**Short exercise**
Check every line below for the word "this" and show those that hold it.

*** Raw data

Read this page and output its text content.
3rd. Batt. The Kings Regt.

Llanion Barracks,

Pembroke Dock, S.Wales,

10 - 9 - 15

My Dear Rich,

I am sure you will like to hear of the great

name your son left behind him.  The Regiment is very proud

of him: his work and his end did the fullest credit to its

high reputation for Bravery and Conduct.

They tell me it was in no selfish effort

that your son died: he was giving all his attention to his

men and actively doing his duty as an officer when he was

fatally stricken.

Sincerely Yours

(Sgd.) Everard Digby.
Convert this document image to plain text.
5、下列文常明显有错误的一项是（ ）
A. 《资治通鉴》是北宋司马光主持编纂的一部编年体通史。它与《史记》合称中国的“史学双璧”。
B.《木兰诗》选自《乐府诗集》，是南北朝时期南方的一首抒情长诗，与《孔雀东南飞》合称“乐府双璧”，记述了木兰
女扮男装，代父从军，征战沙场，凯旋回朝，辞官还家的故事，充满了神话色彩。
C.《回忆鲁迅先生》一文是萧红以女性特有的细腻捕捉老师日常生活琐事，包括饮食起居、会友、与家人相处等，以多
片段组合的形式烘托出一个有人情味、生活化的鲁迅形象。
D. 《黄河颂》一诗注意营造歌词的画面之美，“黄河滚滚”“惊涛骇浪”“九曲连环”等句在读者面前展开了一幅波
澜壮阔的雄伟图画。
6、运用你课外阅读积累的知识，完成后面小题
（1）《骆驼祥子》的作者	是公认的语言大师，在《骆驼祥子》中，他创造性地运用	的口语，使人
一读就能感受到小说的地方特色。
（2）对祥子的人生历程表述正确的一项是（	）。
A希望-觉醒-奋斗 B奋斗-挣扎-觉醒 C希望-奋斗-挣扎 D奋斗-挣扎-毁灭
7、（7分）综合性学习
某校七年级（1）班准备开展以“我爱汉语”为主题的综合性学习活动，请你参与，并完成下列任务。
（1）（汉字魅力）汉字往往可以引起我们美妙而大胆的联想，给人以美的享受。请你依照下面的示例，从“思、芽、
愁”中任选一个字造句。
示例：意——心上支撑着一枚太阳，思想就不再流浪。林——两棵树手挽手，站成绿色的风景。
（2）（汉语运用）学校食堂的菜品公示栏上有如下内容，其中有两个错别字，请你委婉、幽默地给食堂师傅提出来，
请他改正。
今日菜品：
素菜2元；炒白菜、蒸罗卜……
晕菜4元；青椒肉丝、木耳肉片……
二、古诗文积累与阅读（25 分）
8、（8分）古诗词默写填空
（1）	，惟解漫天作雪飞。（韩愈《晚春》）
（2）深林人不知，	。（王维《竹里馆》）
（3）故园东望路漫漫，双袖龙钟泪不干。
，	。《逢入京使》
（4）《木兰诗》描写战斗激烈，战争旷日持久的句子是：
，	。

******

**Complete output**
Read this page and output its text content.
Convert this document image to plain text.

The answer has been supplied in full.